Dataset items
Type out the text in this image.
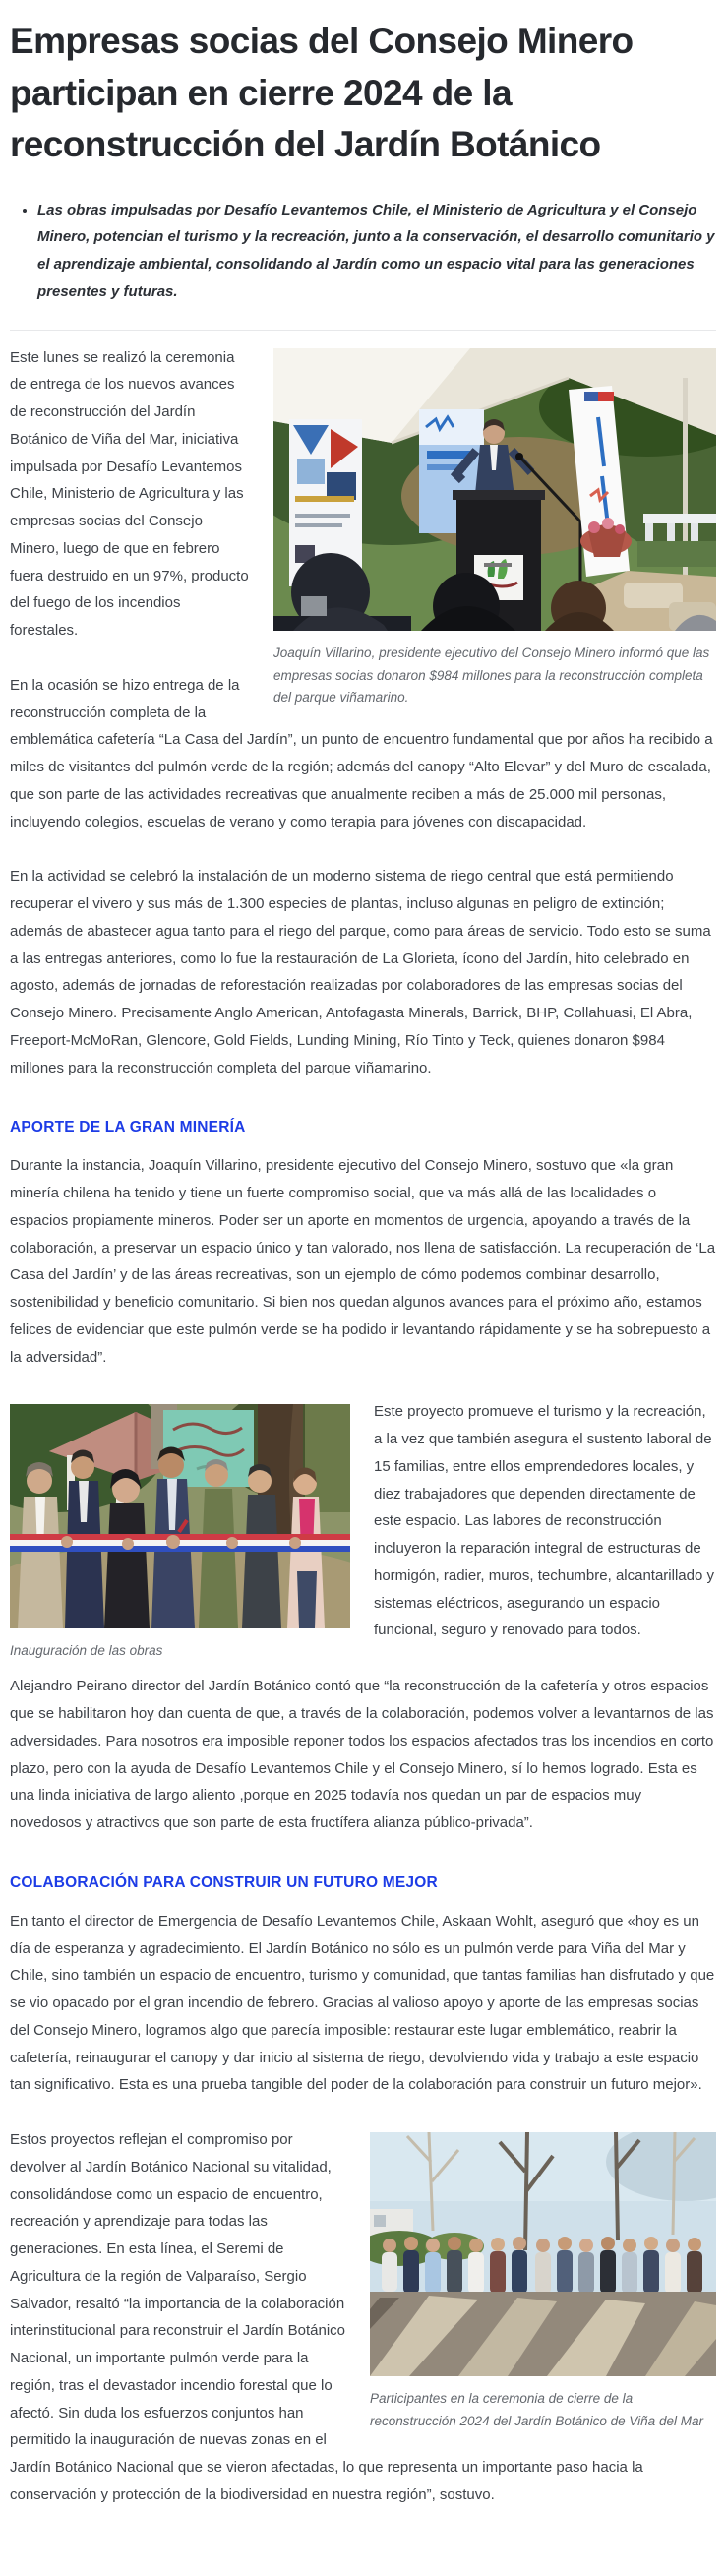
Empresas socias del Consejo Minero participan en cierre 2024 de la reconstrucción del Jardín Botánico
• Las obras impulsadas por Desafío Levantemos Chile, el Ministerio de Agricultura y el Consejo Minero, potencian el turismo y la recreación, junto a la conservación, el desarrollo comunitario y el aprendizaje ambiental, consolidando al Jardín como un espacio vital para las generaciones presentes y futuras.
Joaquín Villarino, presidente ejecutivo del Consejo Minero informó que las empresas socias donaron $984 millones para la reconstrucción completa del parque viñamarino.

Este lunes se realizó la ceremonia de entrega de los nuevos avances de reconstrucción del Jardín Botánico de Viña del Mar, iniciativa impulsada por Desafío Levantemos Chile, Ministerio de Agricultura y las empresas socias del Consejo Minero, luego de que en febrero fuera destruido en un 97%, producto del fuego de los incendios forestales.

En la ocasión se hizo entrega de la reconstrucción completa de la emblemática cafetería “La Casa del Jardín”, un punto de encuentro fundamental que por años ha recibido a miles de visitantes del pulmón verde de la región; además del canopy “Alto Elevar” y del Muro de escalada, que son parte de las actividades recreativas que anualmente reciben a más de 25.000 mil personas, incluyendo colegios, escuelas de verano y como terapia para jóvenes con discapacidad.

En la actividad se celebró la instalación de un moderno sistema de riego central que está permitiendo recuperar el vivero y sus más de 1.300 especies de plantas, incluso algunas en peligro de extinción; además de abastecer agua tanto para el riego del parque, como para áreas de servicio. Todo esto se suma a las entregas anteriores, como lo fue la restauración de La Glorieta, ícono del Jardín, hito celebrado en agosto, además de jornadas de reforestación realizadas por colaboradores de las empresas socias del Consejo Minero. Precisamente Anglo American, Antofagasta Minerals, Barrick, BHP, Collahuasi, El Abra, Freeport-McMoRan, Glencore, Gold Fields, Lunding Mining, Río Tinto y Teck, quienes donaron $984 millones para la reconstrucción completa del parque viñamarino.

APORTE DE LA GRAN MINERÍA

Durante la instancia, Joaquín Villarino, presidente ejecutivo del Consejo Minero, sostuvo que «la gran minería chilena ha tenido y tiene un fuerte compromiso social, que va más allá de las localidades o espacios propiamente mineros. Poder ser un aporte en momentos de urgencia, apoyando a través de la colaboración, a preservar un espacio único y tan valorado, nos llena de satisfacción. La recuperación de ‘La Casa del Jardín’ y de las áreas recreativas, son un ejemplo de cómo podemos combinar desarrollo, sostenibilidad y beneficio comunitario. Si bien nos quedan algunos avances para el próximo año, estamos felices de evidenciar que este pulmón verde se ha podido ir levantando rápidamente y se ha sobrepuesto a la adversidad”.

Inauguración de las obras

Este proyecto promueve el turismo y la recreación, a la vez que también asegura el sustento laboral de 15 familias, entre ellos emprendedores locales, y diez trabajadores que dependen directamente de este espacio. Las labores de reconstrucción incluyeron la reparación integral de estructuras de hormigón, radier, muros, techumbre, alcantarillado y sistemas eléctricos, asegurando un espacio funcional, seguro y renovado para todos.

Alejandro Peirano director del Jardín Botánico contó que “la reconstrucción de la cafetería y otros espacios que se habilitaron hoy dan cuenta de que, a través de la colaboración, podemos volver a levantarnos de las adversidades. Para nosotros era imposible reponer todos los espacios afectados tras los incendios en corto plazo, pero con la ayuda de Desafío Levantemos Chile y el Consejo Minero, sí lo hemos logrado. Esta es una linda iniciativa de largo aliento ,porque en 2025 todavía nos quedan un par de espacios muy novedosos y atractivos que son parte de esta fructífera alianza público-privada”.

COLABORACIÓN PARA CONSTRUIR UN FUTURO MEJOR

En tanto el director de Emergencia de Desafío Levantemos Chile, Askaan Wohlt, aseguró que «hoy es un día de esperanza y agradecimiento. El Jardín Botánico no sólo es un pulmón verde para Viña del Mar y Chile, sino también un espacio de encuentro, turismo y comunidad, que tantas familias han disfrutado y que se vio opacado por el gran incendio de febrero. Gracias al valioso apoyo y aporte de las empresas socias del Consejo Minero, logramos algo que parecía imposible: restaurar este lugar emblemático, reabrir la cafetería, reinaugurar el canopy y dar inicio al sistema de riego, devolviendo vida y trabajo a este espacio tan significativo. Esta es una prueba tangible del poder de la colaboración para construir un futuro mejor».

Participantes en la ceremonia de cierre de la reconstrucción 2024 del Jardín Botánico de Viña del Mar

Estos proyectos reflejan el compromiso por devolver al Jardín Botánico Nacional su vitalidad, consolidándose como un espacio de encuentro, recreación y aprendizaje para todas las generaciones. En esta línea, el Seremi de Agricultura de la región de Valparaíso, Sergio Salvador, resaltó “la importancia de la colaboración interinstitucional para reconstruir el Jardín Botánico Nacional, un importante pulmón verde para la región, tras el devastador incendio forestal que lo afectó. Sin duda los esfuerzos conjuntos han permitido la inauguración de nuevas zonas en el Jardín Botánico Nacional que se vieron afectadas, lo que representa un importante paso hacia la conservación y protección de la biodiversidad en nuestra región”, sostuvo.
* * *
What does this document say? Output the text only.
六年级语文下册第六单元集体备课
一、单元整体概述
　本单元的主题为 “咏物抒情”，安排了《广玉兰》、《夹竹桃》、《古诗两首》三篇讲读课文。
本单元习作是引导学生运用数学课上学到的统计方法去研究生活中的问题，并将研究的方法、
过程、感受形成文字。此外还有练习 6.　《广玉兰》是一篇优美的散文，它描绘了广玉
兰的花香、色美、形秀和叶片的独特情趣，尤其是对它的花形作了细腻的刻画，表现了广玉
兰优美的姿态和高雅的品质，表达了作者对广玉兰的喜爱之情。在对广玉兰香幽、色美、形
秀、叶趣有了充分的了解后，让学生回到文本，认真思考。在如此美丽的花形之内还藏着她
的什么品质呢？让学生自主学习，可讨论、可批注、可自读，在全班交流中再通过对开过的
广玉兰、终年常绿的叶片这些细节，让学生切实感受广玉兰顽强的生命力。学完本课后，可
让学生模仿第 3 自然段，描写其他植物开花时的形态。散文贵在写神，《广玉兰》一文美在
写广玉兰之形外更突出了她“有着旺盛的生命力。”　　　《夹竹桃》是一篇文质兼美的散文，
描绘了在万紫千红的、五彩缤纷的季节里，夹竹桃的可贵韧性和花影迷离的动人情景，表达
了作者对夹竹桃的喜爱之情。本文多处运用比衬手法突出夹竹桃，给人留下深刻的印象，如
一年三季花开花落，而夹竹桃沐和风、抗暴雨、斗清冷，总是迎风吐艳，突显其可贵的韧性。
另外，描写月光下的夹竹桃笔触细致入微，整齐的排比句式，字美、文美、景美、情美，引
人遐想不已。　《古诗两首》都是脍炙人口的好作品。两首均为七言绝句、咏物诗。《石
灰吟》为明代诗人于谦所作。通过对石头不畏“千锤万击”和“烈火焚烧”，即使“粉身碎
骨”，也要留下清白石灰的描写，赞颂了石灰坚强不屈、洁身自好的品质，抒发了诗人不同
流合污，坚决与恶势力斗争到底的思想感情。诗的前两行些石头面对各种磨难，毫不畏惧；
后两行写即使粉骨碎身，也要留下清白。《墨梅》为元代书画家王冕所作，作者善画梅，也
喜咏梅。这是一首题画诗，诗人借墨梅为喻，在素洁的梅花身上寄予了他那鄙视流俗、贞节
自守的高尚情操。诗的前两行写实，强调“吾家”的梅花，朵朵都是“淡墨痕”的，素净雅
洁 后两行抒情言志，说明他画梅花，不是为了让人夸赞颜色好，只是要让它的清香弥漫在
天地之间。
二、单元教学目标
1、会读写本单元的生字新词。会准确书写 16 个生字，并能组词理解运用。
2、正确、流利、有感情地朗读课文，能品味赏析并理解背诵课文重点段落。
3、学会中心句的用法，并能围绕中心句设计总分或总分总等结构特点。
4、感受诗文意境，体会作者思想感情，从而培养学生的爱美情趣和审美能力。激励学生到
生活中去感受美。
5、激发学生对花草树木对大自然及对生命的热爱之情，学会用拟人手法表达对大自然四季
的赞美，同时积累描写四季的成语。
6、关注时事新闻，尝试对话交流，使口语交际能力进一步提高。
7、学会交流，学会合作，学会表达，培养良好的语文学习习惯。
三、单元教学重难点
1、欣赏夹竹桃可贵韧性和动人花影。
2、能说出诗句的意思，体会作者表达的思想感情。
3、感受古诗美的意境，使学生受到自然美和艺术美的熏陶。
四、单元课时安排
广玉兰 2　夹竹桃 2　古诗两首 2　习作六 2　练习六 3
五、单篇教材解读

Problem to work on:
Tally how many lines of the data include the word "completa". Write the number and nothing else.

Answer to this problem:
3